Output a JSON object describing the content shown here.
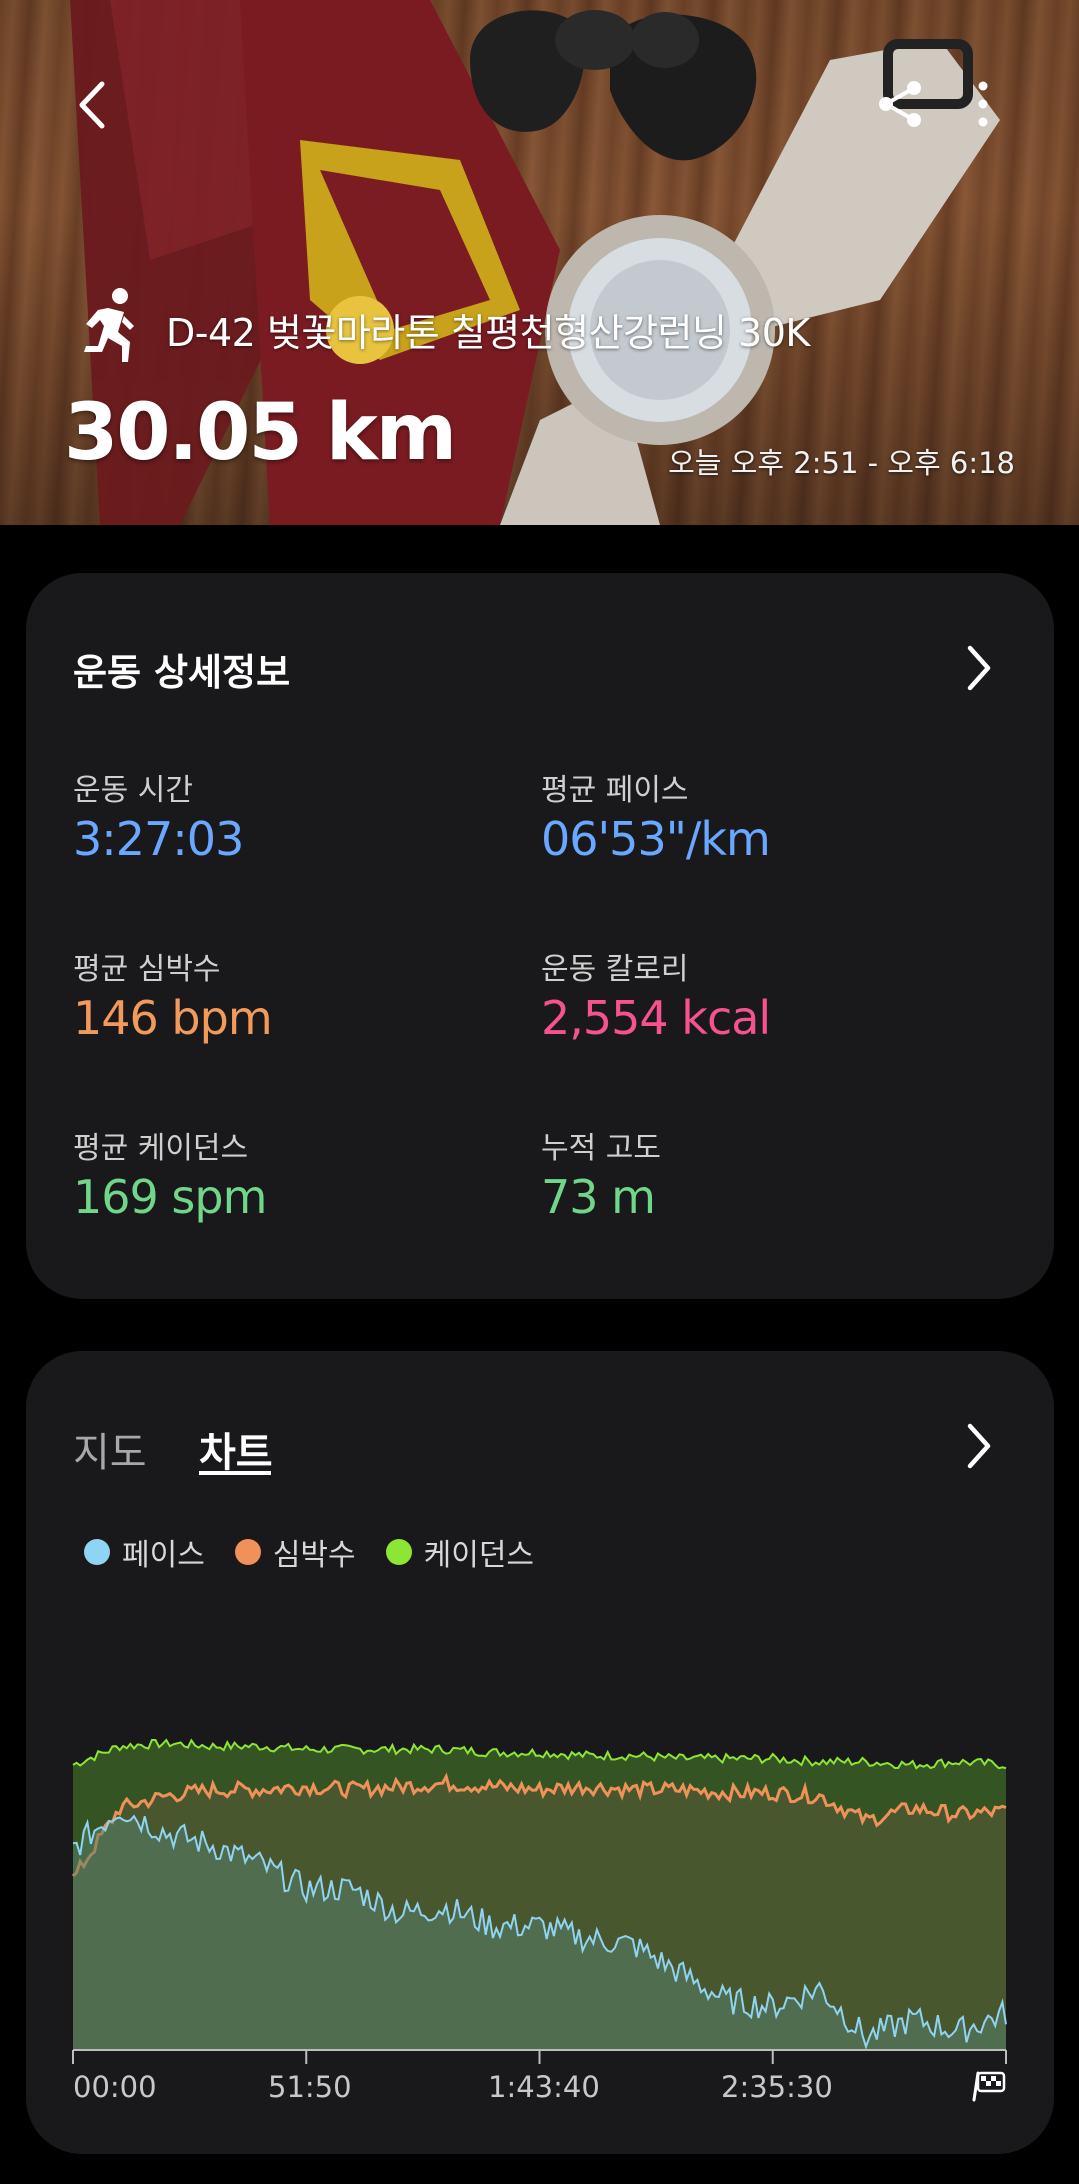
{
  "header": {
    "title": "D-42 벚꽃마라톤 칠평천형산강런닝 30K",
    "distance": "30.05 km",
    "time_range": "오늘 오후 2:51 - 오후 6:18",
    "icons": [
      "back-icon",
      "share-icon",
      "more-icon",
      "running-icon"
    ]
  },
  "details": {
    "title": "운동 상세정보",
    "stats": [
      {
        "label": "운동 시간",
        "value": "3:27:03",
        "color": "#6aa7ff"
      },
      {
        "label": "평균 페이스",
        "value": "06'53\"/km",
        "color": "#6aa7ff"
      },
      {
        "label": "평균 심박수",
        "value": "146 bpm",
        "color": "#f29a5c"
      },
      {
        "label": "운동 칼로리",
        "value": "2,554 kcal",
        "color": "#f5528f"
      },
      {
        "label": "평균 케이던스",
        "value": "169 spm",
        "color": "#6fd68a"
      },
      {
        "label": "누적 고도",
        "value": "73 m",
        "color": "#6fd68a"
      }
    ]
  },
  "chart_card": {
    "tabs": [
      "지도",
      "차트"
    ],
    "active_tab": "차트",
    "legend": [
      {
        "name": "페이스",
        "color": "#8fd4f2"
      },
      {
        "name": "심박수",
        "color": "#f0915a"
      },
      {
        "name": "케이던스",
        "color": "#8de634"
      }
    ],
    "x_ticks": [
      "00:00",
      "51:50",
      "1:43:40",
      "2:35:30"
    ]
  },
  "chart_data": {
    "type": "area",
    "x_ticks": [
      "00:00",
      "51:50",
      "1:43:40",
      "2:35:30"
    ],
    "x": [
      0,
      0.05,
      0.1,
      0.15,
      0.2,
      0.25,
      0.3,
      0.35,
      0.4,
      0.45,
      0.5,
      0.55,
      0.6,
      0.65,
      0.7,
      0.75,
      0.8,
      0.85,
      0.9,
      0.95,
      1.0
    ],
    "series": [
      {
        "name": "케이던스",
        "color": "#8de634",
        "values": [
          0.92,
          0.98,
          0.99,
          0.98,
          0.98,
          0.97,
          0.97,
          0.97,
          0.97,
          0.96,
          0.96,
          0.95,
          0.95,
          0.94,
          0.94,
          0.94,
          0.93,
          0.93,
          0.92,
          0.93,
          0.92
        ]
      },
      {
        "name": "심박수",
        "color": "#f0915a",
        "values": [
          0.55,
          0.78,
          0.82,
          0.84,
          0.84,
          0.85,
          0.84,
          0.85,
          0.86,
          0.85,
          0.84,
          0.85,
          0.84,
          0.84,
          0.83,
          0.83,
          0.82,
          0.74,
          0.78,
          0.76,
          0.77
        ]
      },
      {
        "name": "페이스",
        "color": "#8fd4f2",
        "values": [
          0.65,
          0.78,
          0.7,
          0.66,
          0.6,
          0.52,
          0.52,
          0.44,
          0.46,
          0.4,
          0.4,
          0.36,
          0.34,
          0.25,
          0.16,
          0.14,
          0.2,
          0.04,
          0.1,
          0.06,
          0.12
        ]
      }
    ]
  }
}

________________

**Written request**
List every line above containing the word "label".

**Completed exercise**
        "label": "운동 시간",
        "label": "평균 페이스",
        "label": "평균 심박수",
        "label": "운동 칼로리",
        "label": "평균 케이던스",
        "label": "누적 고도",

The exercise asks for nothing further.